- _Task inputs_:
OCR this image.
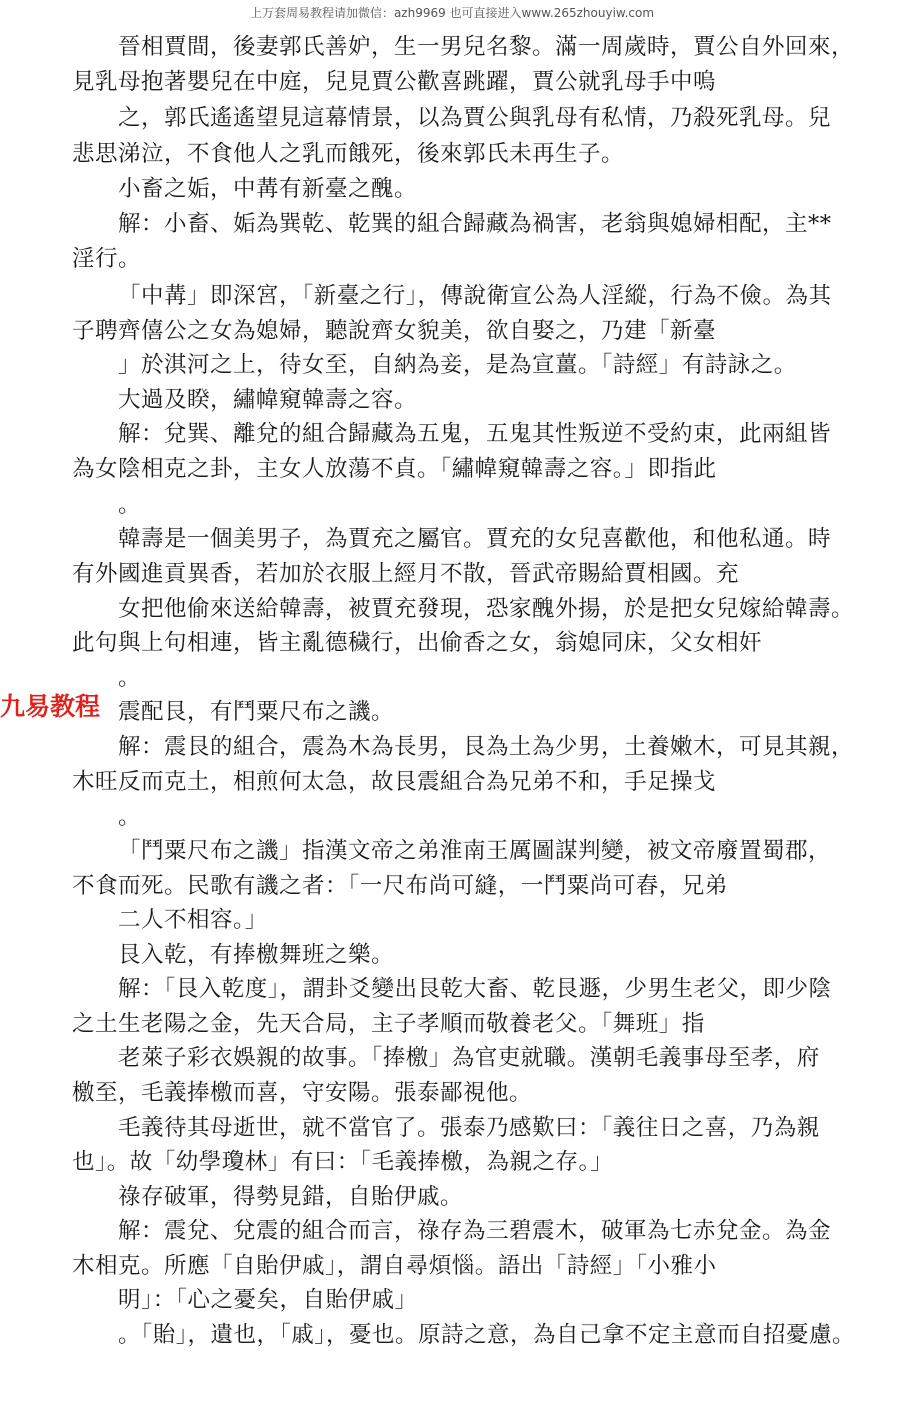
上万套周易教程请加微信：azh9969 也可直接进入www.265zhouyiw.com
晉相賈間，後妻郭氏善妒，生一男兒名黎。滿一周歲時，賈公自外回來，
見乳母抱著嬰兒在中庭，兒見賈公歡喜跳躍，賈公就乳母手中嗚
之，郭氏遙遙望見這幕情景，以為賈公與乳母有私情，乃殺死乳母。兒
悲思涕泣，不食他人之乳而餓死，後來郭氏未再生子。
小畜之姤，中冓有新臺之醜。
解：小畜、姤為巽乾、乾巽的組合歸藏為禍害，老翁與媳婦相配，主**
淫行。
「中冓」即深宮，「新臺之行」，傳說衛宣公為人淫縱，行為不儉。為其
子聘齊僖公之女為媳婦，聽說齊女貌美，欲自娶之，乃建「新臺
」於淇河之上，待女至，自納為妾，是為宣薑。「詩經」有詩詠之。
大過及睽，繡幃窺韓壽之容。
解：兌巽、離兌的組合歸藏為五鬼，五鬼其性叛逆不受約束，此兩組皆
為女陰相克之卦，主女人放蕩不貞。「繡幃窺韓壽之容。」即指此
。
韓壽是一個美男子，為賈充之屬官。賈充的女兒喜歡他，和他私通。時
有外國進貢異香，若加於衣服上經月不散，晉武帝賜給賈相國。充
女把他偷來送給韓壽，被賈充發現，恐家醜外揚，於是把女兒嫁給韓壽。
此句與上句相連，皆主亂德穢行，出偷香之女，翁媳同床，父女相奸
。
震配艮，有鬥粟尺布之譏。
解：震艮的組合，震為木為長男，艮為土為少男，土養嫩木，可見其親，
木旺反而克土，相煎何太急，故艮震組合為兄弟不和，手足操戈
。
「鬥粟尺布之譏」指漢文帝之弟淮南王厲圖謀判變，被文帝廢置蜀郡，
不食而死。民歌有譏之者：「一尺布尚可縫，一鬥粟尚可舂，兄弟
二人不相容。」
艮入乾，有捧檄舞班之樂。
解：「艮入乾度」，謂卦爻變出艮乾大畜、乾艮遯，少男生老父，即少陰
之土生老陽之金，先天合局，主子孝順而敬養老父。「舞班」指
老萊子彩衣娛親的故事。「捧檄」為官吏就職。漢朝毛義事母至孝，府
檄至，毛義捧檄而喜，守安陽。張泰鄙視他。
毛義待其母逝世，就不當官了。張泰乃感歎曰：「義往日之喜，乃為親
也」。故「幼學瓊林」有曰：「毛義捧檄，為親之存。」
祿存破軍，得勢見錯，自貽伊戚。
解：震兌、兌震的組合而言，祿存為三碧震木，破軍為七赤兌金。為金
木相克。所應「自貽伊戚」，謂自尋煩惱。語出「詩經」「小雅小
明」：「心之憂矣，自貽伊戚」
。「貽」，遺也，「戚」，憂也。原詩之意，為自己拿不定主意而自招憂慮。
九易教程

- _What you have to do_:
Return the full material word for word. Do not include the pictures.

- _Expected output_:
OCR this image.
上万套周易教程请加微信：azh9969 也可直接进入www.265zhouyiw.com
晉相賈間，後妻郭氏善妒，生一男兒名黎。滿一周歲時，賈公自外回來，
見乳母抱著嬰兒在中庭，兒見賈公歡喜跳躍，賈公就乳母手中嗚
之，郭氏遙遙望見這幕情景，以為賈公與乳母有私情，乃殺死乳母。兒
悲思涕泣，不食他人之乳而餓死，後來郭氏未再生子。
小畜之姤，中冓有新臺之醜。
解：小畜、姤為巽乾、乾巽的組合歸藏為禍害，老翁與媳婦相配，主**
淫行。
「中冓」即深宮，「新臺之行」，傳說衛宣公為人淫縱，行為不儉。為其
子聘齊僖公之女為媳婦，聽說齊女貌美，欲自娶之，乃建「新臺
」於淇河之上，待女至，自納為妾，是為宣薑。「詩經」有詩詠之。
大過及睽，繡幃窺韓壽之容。
解：兌巽、離兌的組合歸藏為五鬼，五鬼其性叛逆不受約束，此兩組皆
為女陰相克之卦，主女人放蕩不貞。「繡幃窺韓壽之容。」即指此
。
韓壽是一個美男子，為賈充之屬官。賈充的女兒喜歡他，和他私通。時
有外國進貢異香，若加於衣服上經月不散，晉武帝賜給賈相國。充
女把他偷來送給韓壽，被賈充發現，恐家醜外揚，於是把女兒嫁給韓壽。
此句與上句相連，皆主亂德穢行，出偷香之女，翁媳同床，父女相奸
。
震配艮，有鬥粟尺布之譏。
解：震艮的組合，震為木為長男，艮為土為少男，土養嫩木，可見其親，
木旺反而克土，相煎何太急，故艮震組合為兄弟不和，手足操戈
。
「鬥粟尺布之譏」指漢文帝之弟淮南王厲圖謀判變，被文帝廢置蜀郡，
不食而死。民歌有譏之者：「一尺布尚可縫，一鬥粟尚可舂，兄弟
二人不相容。」
艮入乾，有捧檄舞班之樂。
解：「艮入乾度」，謂卦爻變出艮乾大畜、乾艮遯，少男生老父，即少陰
之土生老陽之金，先天合局，主子孝順而敬養老父。「舞班」指
老萊子彩衣娛親的故事。「捧檄」為官吏就職。漢朝毛義事母至孝，府
檄至，毛義捧檄而喜，守安陽。張泰鄙視他。
毛義待其母逝世，就不當官了。張泰乃感歎曰：「義往日之喜，乃為親
也」。故「幼學瓊林」有曰：「毛義捧檄，為親之存。」
祿存破軍，得勢見錯，自貽伊戚。
解：震兌、兌震的組合而言，祿存為三碧震木，破軍為七赤兌金。為金
木相克。所應「自貽伊戚」，謂自尋煩惱。語出「詩經」「小雅小
明」：「心之憂矣，自貽伊戚」
。「貽」，遺也，「戚」，憂也。原詩之意，為自己拿不定主意而自招憂慮。
九易教程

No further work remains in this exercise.